PROVIDED DATA:
== == ==
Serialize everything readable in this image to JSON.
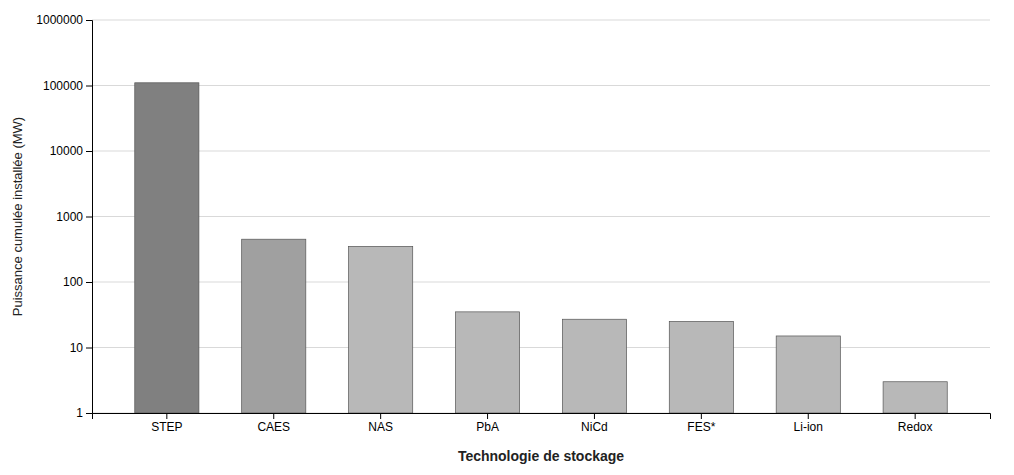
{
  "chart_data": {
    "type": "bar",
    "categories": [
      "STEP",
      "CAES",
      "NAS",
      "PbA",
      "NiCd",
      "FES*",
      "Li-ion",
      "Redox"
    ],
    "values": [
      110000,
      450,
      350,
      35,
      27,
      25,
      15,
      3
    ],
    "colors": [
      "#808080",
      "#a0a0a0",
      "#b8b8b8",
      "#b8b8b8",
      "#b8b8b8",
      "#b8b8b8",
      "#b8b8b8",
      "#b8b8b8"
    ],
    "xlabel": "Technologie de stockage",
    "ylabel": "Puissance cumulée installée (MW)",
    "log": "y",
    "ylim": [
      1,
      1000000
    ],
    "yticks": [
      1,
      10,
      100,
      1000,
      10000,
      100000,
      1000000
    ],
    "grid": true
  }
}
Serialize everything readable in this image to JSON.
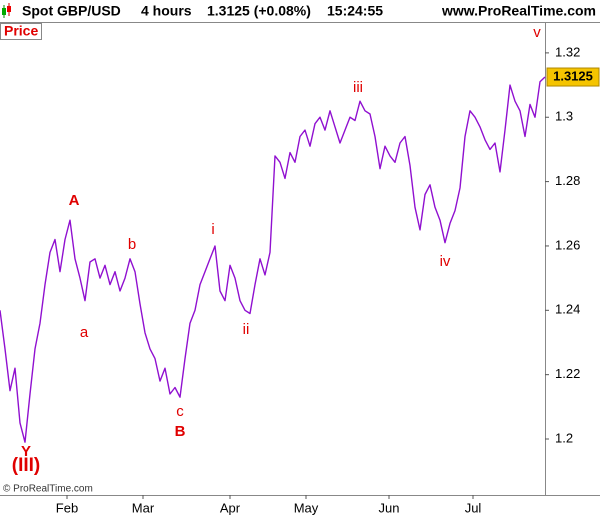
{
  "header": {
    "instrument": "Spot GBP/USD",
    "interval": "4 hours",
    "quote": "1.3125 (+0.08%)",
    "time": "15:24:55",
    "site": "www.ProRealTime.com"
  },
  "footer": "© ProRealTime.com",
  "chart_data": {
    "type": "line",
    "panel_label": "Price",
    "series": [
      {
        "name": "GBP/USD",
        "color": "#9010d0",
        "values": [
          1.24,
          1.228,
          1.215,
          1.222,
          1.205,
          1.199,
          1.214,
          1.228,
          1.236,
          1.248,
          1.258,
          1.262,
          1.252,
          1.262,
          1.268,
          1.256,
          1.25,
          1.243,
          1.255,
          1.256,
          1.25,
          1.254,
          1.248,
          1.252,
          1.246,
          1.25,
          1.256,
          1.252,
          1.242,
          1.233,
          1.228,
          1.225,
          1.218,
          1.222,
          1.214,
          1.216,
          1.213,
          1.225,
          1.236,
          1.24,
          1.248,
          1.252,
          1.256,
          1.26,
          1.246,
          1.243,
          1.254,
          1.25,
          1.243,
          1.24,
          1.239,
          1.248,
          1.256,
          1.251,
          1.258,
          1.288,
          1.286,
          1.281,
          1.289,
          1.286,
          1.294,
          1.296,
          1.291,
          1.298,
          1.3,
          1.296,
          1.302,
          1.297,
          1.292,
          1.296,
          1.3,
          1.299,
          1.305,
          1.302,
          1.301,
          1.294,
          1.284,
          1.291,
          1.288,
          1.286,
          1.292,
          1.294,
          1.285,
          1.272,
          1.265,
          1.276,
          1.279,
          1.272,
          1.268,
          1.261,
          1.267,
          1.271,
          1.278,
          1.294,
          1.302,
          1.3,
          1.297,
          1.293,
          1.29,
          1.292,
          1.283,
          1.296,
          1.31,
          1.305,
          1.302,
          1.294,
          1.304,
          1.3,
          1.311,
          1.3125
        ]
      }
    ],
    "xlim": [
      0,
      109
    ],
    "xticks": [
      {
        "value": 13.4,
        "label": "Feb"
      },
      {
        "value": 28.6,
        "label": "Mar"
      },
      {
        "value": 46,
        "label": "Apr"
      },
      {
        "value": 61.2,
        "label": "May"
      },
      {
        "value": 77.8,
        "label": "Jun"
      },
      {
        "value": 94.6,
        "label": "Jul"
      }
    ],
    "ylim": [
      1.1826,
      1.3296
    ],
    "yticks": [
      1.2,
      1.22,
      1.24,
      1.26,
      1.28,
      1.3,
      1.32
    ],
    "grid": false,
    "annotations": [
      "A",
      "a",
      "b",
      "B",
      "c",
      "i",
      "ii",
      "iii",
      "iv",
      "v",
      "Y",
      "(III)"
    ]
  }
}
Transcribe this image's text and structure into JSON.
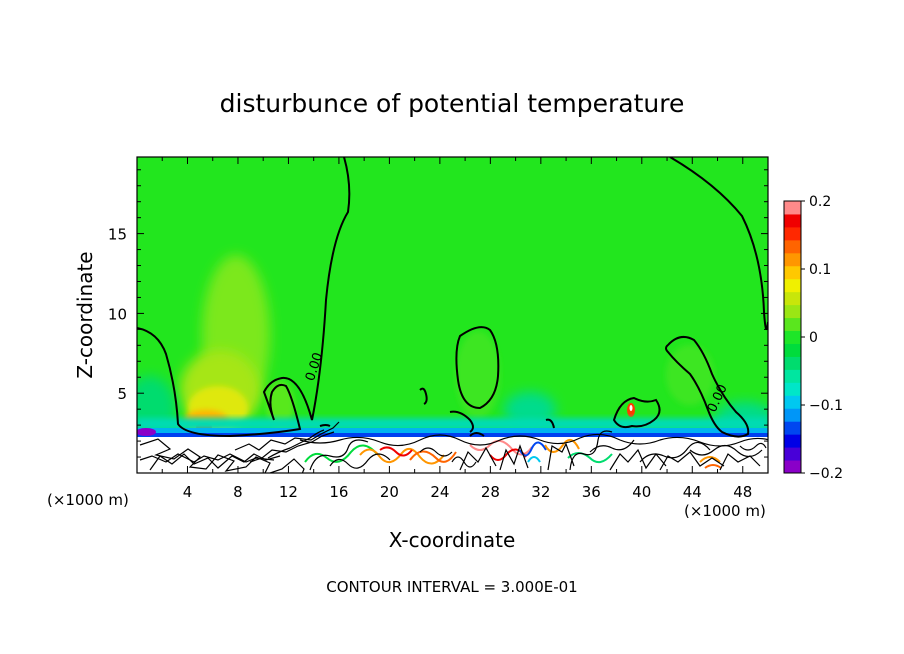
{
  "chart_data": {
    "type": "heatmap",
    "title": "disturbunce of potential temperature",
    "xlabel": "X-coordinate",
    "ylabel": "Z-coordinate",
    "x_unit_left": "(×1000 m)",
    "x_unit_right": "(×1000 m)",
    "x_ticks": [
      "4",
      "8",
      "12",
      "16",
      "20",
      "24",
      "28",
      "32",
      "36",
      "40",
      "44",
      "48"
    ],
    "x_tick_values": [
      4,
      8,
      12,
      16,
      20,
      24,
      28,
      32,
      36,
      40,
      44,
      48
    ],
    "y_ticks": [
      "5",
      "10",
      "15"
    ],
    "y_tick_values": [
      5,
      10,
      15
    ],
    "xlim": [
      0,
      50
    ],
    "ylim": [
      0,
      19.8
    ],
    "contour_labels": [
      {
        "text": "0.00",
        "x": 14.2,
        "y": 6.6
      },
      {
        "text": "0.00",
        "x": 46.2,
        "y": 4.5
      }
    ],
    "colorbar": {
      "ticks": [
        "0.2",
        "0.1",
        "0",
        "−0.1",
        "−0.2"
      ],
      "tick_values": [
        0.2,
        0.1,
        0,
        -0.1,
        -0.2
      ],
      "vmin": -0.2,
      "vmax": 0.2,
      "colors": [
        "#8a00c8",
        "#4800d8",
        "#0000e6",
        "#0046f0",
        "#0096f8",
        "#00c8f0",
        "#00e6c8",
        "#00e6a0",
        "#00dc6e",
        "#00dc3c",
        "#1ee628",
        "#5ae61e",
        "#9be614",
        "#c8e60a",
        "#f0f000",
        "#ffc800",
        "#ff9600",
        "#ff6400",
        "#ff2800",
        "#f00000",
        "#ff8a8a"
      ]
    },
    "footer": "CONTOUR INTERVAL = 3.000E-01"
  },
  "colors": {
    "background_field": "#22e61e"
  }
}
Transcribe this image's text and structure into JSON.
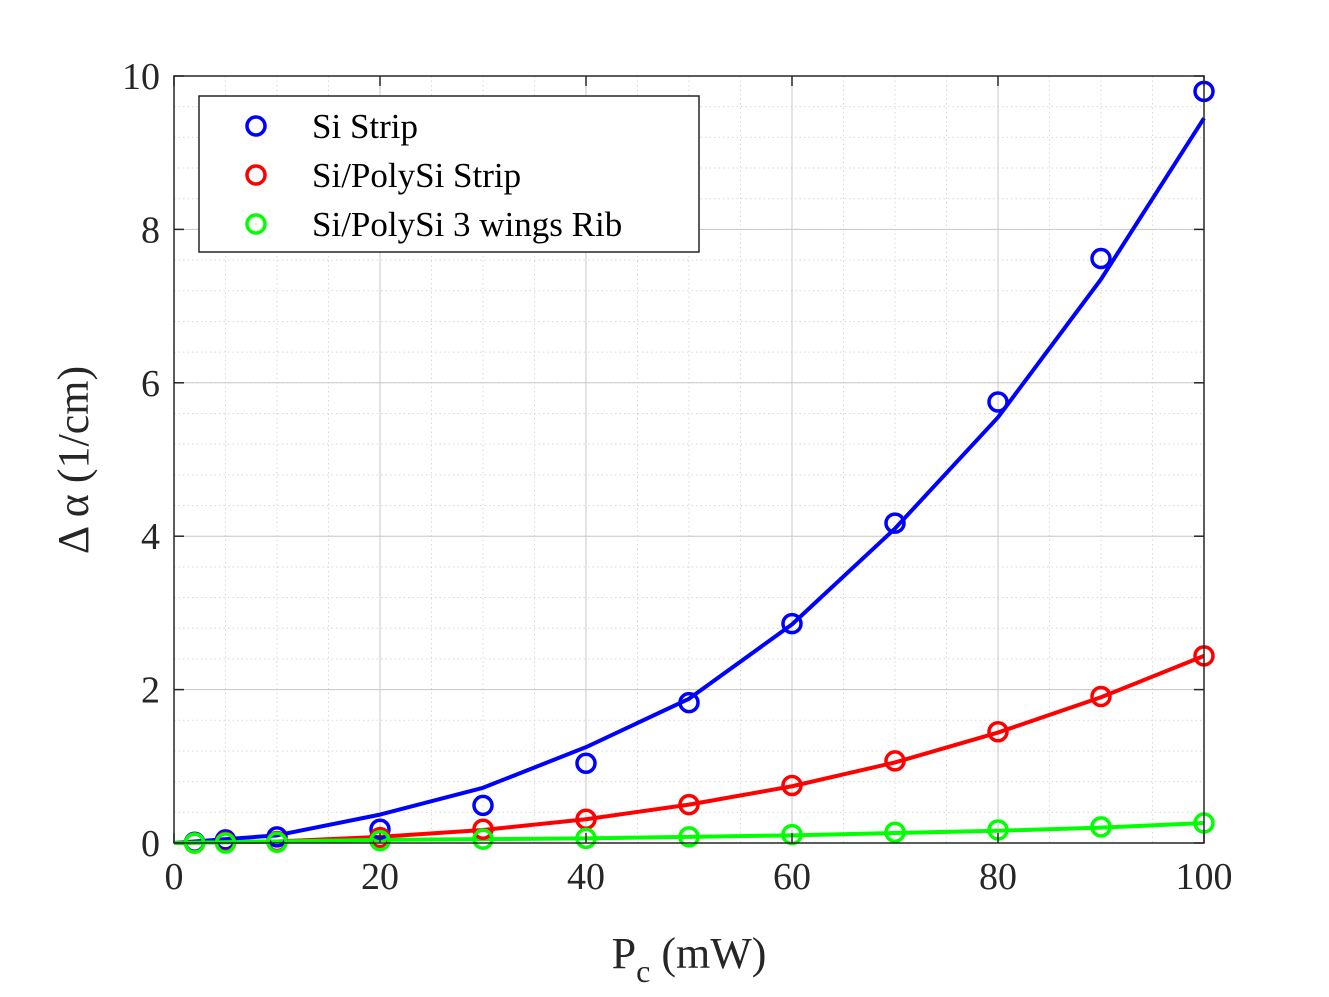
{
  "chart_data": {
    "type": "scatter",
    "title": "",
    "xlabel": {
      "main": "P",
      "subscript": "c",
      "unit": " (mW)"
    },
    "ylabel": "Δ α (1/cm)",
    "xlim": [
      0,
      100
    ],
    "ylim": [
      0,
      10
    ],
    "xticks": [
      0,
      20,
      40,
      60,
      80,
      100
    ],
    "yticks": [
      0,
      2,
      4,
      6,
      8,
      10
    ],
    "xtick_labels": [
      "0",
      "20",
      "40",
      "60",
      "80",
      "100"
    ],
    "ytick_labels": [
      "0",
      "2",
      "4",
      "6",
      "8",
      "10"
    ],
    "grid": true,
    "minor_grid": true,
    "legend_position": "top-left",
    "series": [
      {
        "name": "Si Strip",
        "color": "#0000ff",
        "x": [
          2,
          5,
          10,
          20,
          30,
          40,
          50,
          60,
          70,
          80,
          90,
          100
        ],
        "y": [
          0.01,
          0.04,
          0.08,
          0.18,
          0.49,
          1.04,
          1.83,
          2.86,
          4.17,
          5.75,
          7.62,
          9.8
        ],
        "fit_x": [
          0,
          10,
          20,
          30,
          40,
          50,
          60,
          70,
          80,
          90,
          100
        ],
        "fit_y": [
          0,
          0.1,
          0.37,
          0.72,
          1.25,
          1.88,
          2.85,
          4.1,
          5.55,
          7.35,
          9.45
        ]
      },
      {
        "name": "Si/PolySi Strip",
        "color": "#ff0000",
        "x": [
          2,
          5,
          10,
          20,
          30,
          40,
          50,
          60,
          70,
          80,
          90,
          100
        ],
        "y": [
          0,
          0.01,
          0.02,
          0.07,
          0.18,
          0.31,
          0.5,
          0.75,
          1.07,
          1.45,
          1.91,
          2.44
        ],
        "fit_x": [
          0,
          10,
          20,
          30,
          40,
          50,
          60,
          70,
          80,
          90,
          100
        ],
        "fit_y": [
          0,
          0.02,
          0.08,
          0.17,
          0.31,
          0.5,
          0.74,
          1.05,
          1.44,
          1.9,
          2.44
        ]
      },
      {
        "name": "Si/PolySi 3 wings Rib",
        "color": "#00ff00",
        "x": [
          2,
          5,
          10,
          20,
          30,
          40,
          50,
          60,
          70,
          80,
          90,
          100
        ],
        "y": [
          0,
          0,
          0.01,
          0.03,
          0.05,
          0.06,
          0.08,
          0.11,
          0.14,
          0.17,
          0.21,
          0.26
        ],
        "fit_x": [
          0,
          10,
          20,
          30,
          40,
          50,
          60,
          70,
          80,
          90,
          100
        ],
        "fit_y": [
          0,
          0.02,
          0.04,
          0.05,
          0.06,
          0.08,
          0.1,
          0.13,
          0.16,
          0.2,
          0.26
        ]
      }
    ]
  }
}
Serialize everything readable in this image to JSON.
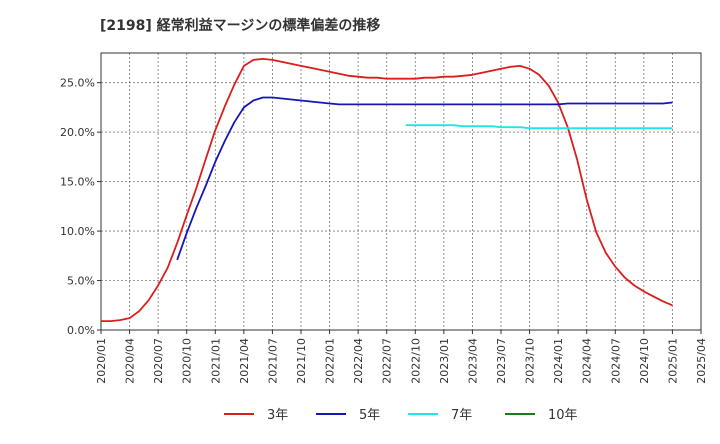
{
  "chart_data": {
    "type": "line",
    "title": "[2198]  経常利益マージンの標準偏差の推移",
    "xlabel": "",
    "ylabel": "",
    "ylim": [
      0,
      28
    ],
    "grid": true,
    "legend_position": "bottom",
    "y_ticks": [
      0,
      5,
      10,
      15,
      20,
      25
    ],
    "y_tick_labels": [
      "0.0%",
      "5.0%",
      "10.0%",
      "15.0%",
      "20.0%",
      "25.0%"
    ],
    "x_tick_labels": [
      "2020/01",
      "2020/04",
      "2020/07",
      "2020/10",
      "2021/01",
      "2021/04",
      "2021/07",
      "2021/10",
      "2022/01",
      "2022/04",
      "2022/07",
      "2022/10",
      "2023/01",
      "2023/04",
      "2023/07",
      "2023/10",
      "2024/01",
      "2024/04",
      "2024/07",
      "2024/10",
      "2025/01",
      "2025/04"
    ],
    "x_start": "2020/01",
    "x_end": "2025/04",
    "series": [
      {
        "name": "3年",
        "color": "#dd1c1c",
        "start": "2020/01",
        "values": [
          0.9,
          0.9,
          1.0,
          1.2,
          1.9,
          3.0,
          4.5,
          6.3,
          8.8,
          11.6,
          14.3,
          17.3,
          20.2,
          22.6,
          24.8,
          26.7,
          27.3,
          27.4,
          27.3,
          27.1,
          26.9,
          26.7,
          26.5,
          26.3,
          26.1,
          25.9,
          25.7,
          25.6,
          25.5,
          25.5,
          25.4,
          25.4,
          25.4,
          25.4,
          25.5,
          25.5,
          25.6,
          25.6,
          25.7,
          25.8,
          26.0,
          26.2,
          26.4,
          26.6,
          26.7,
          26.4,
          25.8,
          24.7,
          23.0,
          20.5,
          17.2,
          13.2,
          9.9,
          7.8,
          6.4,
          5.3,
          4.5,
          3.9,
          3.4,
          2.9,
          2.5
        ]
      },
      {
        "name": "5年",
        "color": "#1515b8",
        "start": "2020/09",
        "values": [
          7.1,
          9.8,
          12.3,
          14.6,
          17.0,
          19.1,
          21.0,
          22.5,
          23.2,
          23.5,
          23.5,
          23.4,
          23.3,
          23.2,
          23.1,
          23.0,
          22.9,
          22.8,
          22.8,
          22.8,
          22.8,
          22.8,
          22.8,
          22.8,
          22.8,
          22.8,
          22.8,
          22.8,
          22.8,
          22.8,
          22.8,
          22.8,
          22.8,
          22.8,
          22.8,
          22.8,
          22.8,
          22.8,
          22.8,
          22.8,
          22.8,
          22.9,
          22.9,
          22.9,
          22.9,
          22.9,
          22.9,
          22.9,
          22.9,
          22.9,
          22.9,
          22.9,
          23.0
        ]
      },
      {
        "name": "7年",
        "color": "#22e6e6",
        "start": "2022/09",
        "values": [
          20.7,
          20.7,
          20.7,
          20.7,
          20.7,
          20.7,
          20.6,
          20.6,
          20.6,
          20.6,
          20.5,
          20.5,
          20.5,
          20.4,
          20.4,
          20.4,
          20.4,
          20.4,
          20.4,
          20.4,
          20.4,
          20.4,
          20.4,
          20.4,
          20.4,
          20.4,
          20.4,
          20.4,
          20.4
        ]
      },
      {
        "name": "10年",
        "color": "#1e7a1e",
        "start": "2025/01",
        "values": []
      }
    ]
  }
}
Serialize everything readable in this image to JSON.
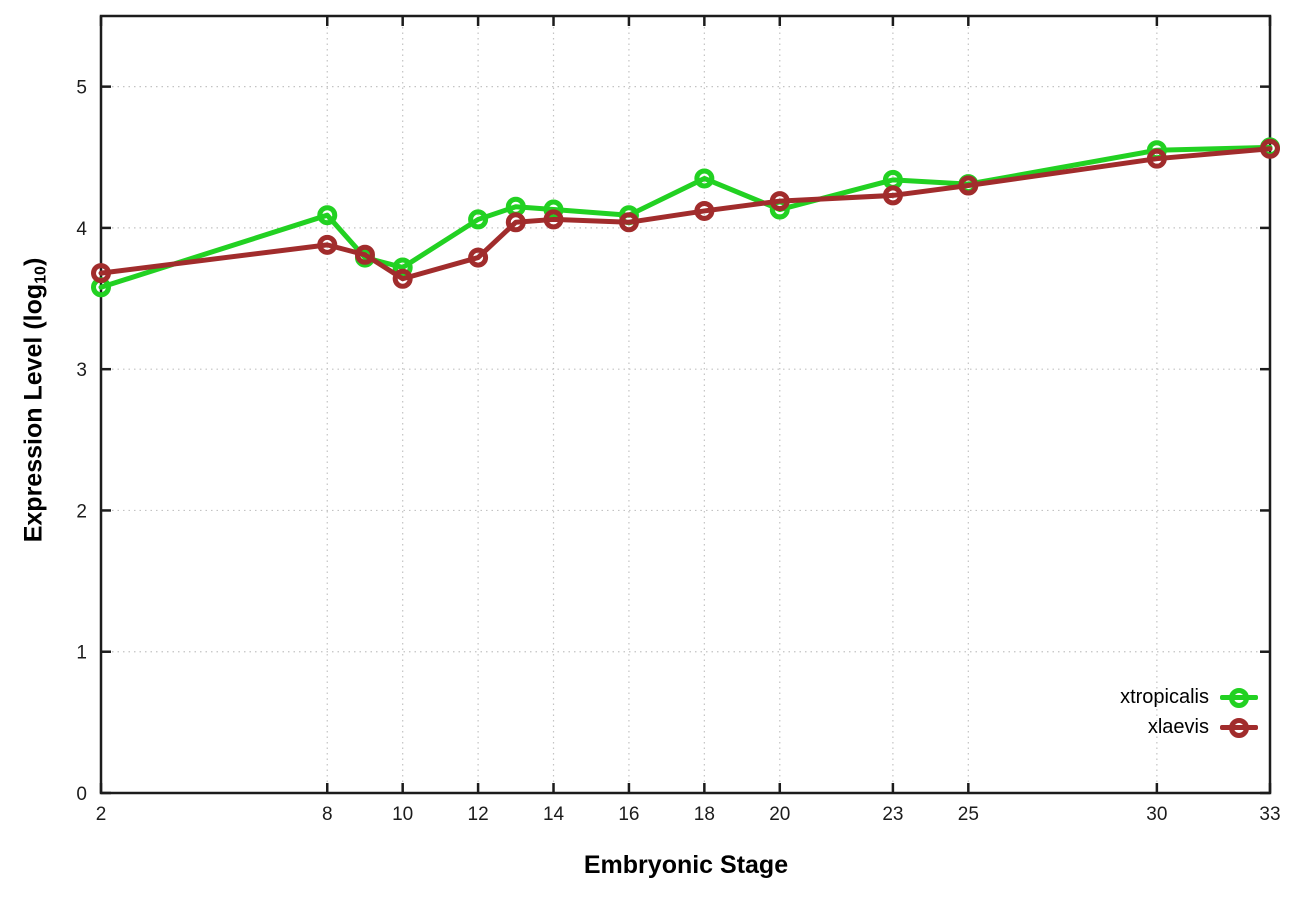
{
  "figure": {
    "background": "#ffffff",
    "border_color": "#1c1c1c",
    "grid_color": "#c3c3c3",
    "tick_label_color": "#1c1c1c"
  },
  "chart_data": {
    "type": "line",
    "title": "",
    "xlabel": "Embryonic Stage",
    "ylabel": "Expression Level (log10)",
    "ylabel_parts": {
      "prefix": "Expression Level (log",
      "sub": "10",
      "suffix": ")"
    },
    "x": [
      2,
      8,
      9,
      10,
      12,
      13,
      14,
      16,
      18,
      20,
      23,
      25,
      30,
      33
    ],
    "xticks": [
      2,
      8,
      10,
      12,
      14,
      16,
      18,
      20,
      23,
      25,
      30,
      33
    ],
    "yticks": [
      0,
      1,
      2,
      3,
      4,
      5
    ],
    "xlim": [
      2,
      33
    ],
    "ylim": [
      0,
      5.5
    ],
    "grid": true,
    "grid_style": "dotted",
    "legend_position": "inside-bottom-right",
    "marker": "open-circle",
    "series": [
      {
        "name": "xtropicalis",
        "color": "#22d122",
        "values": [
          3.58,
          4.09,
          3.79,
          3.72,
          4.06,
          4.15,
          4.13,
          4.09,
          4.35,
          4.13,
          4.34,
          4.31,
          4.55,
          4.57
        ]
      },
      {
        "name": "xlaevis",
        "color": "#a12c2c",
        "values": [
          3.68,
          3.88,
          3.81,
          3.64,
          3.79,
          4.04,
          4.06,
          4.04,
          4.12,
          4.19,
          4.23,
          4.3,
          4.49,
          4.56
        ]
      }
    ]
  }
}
== == ==
PROBLEM DESCRIPTION:
From the listing above, find the number of lines with the word "ProRealTime" in them. Answer with the number only.

FULL SOLUTION:
2